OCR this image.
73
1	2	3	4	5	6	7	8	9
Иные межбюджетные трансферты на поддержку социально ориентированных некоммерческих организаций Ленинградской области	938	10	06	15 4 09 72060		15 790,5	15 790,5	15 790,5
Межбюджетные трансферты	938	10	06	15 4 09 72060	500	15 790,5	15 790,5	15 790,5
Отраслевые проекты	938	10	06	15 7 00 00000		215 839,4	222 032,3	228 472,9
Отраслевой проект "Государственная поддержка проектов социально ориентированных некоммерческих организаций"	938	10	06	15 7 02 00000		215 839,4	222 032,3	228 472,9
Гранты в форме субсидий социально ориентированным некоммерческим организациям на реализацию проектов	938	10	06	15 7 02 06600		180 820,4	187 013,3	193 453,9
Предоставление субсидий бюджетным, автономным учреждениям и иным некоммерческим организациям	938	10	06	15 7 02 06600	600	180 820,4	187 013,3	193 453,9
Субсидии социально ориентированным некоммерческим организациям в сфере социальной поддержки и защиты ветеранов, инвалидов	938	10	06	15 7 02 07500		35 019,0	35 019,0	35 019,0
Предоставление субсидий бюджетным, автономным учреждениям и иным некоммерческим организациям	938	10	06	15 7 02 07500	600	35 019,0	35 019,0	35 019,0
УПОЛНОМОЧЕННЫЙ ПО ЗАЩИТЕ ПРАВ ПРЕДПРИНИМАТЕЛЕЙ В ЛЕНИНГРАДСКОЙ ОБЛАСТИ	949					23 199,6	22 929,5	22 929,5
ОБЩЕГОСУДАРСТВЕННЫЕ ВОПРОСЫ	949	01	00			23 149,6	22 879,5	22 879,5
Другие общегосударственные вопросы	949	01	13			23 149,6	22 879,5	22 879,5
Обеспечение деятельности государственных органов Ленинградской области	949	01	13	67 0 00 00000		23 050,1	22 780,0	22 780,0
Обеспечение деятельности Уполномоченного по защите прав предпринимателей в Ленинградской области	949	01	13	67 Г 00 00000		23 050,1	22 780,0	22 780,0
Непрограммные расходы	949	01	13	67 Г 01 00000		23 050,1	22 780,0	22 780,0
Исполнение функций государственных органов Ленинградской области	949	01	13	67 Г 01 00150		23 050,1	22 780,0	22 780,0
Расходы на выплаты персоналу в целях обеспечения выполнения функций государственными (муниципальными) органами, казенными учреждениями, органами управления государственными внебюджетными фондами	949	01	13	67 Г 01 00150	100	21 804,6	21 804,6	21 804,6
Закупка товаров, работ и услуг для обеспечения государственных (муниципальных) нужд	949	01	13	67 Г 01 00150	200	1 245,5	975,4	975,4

◇ ◇ ◇ ◇ ◇ ◇ ◇

GIVEN TASK –
Restate all of the entries exactly, please.

WRITTEN SOLUTION –
OCR this image.
73
1	2	3	4	5	6	7	8	9
Иные межбюджетные трансферты на поддержку социально ориентированных некоммерческих организаций Ленинградской области	938	10	06	15 4 09 72060		15 790,5	15 790,5	15 790,5
Межбюджетные трансферты	938	10	06	15 4 09 72060	500	15 790,5	15 790,5	15 790,5
Отраслевые проекты	938	10	06	15 7 00 00000		215 839,4	222 032,3	228 472,9
Отраслевой проект "Государственная поддержка проектов социально ориентированных некоммерческих организаций"	938	10	06	15 7 02 00000		215 839,4	222 032,3	228 472,9
Гранты в форме субсидий социально ориентированным некоммерческим организациям на реализацию проектов	938	10	06	15 7 02 06600		180 820,4	187 013,3	193 453,9
Предоставление субсидий бюджетным, автономным учреждениям и иным некоммерческим организациям	938	10	06	15 7 02 06600	600	180 820,4	187 013,3	193 453,9
Субсидии социально ориентированным некоммерческим организациям в сфере социальной поддержки и защиты ветеранов, инвалидов	938	10	06	15 7 02 07500		35 019,0	35 019,0	35 019,0
Предоставление субсидий бюджетным, автономным учреждениям и иным некоммерческим организациям	938	10	06	15 7 02 07500	600	35 019,0	35 019,0	35 019,0
УПОЛНОМОЧЕННЫЙ ПО ЗАЩИТЕ ПРАВ ПРЕДПРИНИМАТЕЛЕЙ В ЛЕНИНГРАДСКОЙ ОБЛАСТИ	949					23 199,6	22 929,5	22 929,5
ОБЩЕГОСУДАРСТВЕННЫЕ ВОПРОСЫ	949	01	00			23 149,6	22 879,5	22 879,5
Другие общегосударственные вопросы	949	01	13			23 149,6	22 879,5	22 879,5
Обеспечение деятельности государственных органов Ленинградской области	949	01	13	67 0 00 00000		23 050,1	22 780,0	22 780,0
Обеспечение деятельности Уполномоченного по защите прав предпринимателей в Ленинградской области	949	01	13	67 Г 00 00000		23 050,1	22 780,0	22 780,0
Непрограммные расходы	949	01	13	67 Г 01 00000		23 050,1	22 780,0	22 780,0
Исполнение функций государственных органов Ленинградской области	949	01	13	67 Г 01 00150		23 050,1	22 780,0	22 780,0
Расходы на выплаты персоналу в целях обеспечения выполнения функций государственными (муниципальными) органами, казенными учреждениями, органами управления государственными внебюджетными фондами	949	01	13	67 Г 01 00150	100	21 804,6	21 804,6	21 804,6
Закупка товаров, работ и услуг для обеспечения государственных (муниципальных) нужд	949	01	13	67 Г 01 00150	200	1 245,5	975,4	975,4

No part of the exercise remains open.